[REQUIREMENTS]: Copy all lines of the listing that include the string "可记录WEGEME".

[PROVIDED RECORDS]:

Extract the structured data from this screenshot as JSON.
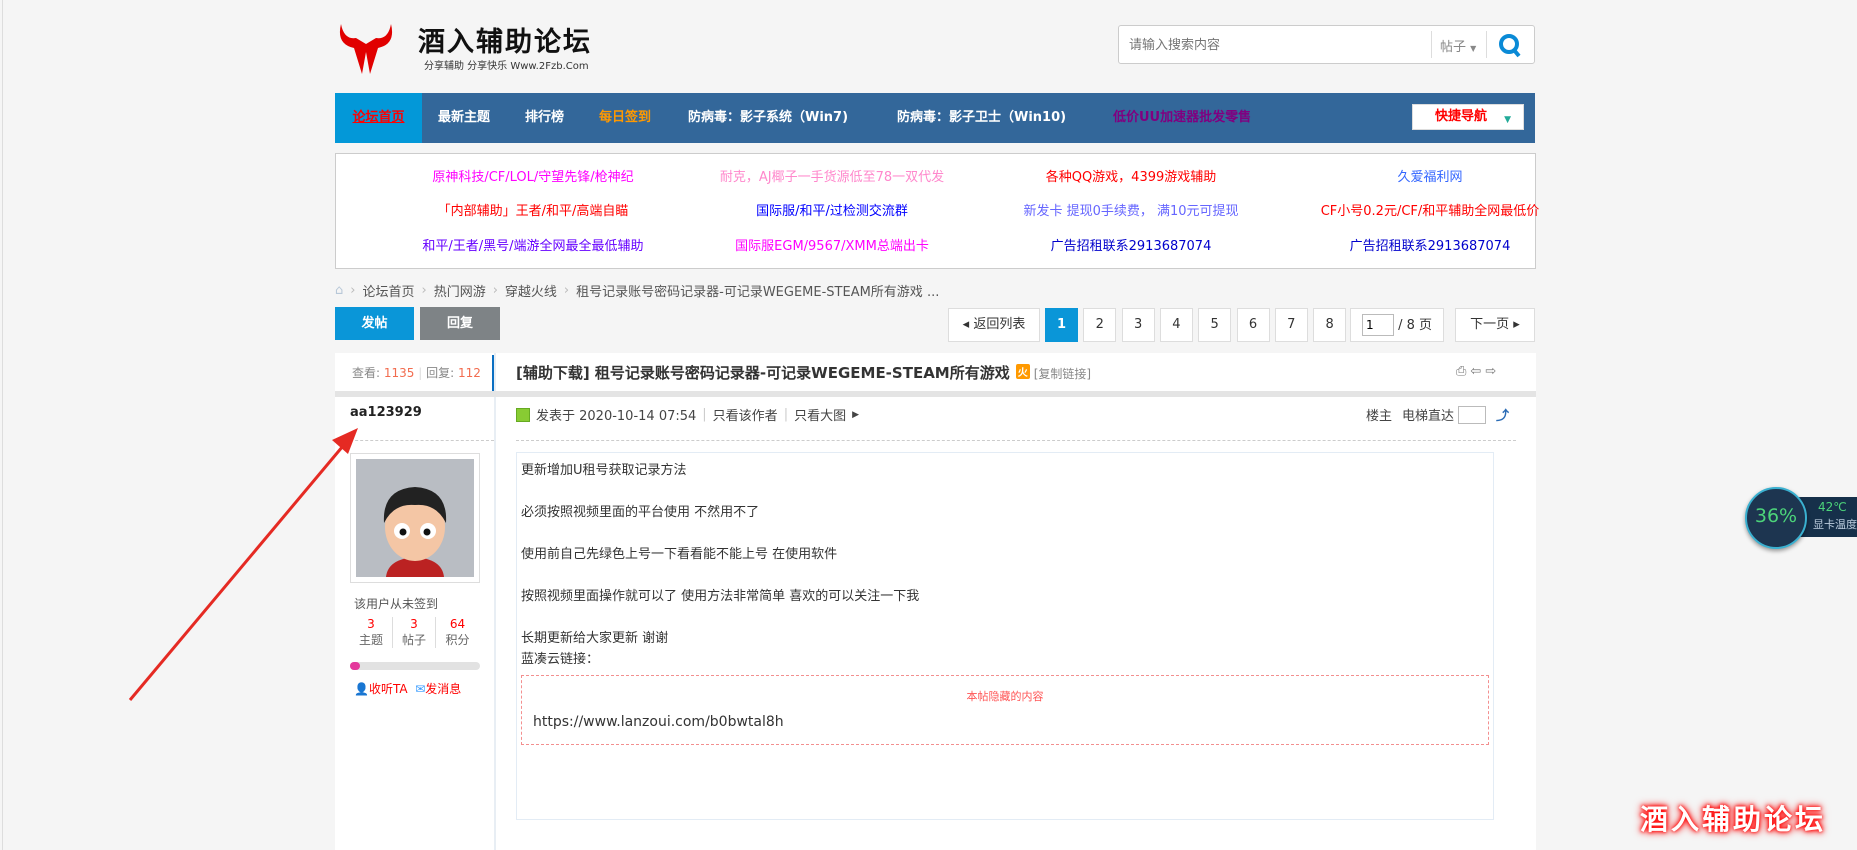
{
  "header": {
    "logo_title": "酒入辅助论坛",
    "logo_subtitle": "分享辅助 分享快乐 Www.2Fzb.Com",
    "search_placeholder": "请输入搜索内容",
    "search_type": "帖子"
  },
  "nav": {
    "items": [
      "论坛首页",
      "最新主题",
      "排行榜",
      "每日签到",
      "防病毒：影子系统（Win7)",
      "防病毒：影子卫士（Win10)",
      "低价UU加速器批发零售"
    ],
    "quick_nav": "快捷导航"
  },
  "ads": [
    [
      {
        "text": "原神科技/CF/LOL/守望先锋/枪神纪",
        "color": "#ff00ff"
      },
      {
        "text": "耐克，AJ椰子一手货源低至78一双代发",
        "color": "#ff88cc"
      },
      {
        "text": "各种QQ游戏，4399游戏辅助",
        "color": "#ff0000"
      },
      {
        "text": "久爱福利网",
        "color": "#3366ff"
      }
    ],
    [
      {
        "text": "「内部辅助」王者/和平/高端自瞄",
        "color": "#ff0000"
      },
      {
        "text": "国际服/和平/过检测交流群",
        "color": "#0000ff"
      },
      {
        "text": "新发卡 提现0手续费， 满10元可提现",
        "color": "#6666ff"
      },
      {
        "text": "CF小号0.2元/CF/和平辅助全网最低价",
        "color": "#ff0000"
      }
    ],
    [
      {
        "text": "和平/王者/黑号/端游全网最全最低辅助",
        "color": "#6600ff"
      },
      {
        "text": "国际服EGM/9567/XMM总端出卡",
        "color": "#ff00ff"
      },
      {
        "text": "广告招租联系2913687074",
        "color": "#0000cc"
      },
      {
        "text": "广告招租联系2913687074",
        "color": "#0000cc"
      }
    ]
  ],
  "breadcrumb": [
    "论坛首页",
    "热门网游",
    "穿越火线",
    "租号记录账号密码记录器-可记录WEGEME-STEAM所有游戏 ..."
  ],
  "actions": {
    "post": "发帖",
    "reply": "回复"
  },
  "pagination": {
    "back": "返回列表",
    "pages": [
      "1",
      "2",
      "3",
      "4",
      "5",
      "6",
      "7",
      "8"
    ],
    "current": "1",
    "input": "1",
    "total": "/ 8 页",
    "next": "下一页"
  },
  "thread": {
    "views_label": "查看:",
    "views": "1135",
    "replies_label": "回复:",
    "replies": "112",
    "title": "[辅助下载] 租号记录账号密码记录器-可记录WEGEME-STEAM所有游戏",
    "hot": "火",
    "copy_link": "[复制链接]"
  },
  "author": {
    "name": "aa123929",
    "sign_status": "该用户从未签到",
    "stats": [
      {
        "value": "3",
        "label": "主题"
      },
      {
        "value": "3",
        "label": "帖子"
      },
      {
        "value": "64",
        "label": "积分"
      }
    ],
    "progress": 0.08,
    "follow": "收听TA",
    "message": "发消息"
  },
  "post": {
    "meta": "发表于 2020-10-14 07:54",
    "only_author": "只看该作者",
    "only_images": "只看大图",
    "floor": "楼主",
    "jump": "电梯直达",
    "lines": [
      "更新增加U租号获取记录方法",
      "必须按照视频里面的平台使用 不然用不了",
      "使用前自己先绿色上号一下看看能不能上号 在使用软件",
      "按照视频里面操作就可以了 使用方法非常简单 喜欢的可以关注一下我",
      "长期更新给大家更新 谢谢",
      "蓝凑云链接："
    ],
    "hidden_title": "本帖隐藏的内容",
    "hidden_url": "https://www.lanzoui.com/b0bwtal8h"
  },
  "widget": {
    "percent": "36%",
    "temp": "42℃",
    "label": "显卡温度"
  },
  "watermark": "酒入辅助论坛"
}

[RESULT OF THIS EXERCISE]:
    "租号记录账号密码记录器-可记录WEGEME-STEAM所有游戏 ..."
    "title": "[辅助下载] 租号记录账号密码记录器-可记录WEGEME-STEAM所有游戏",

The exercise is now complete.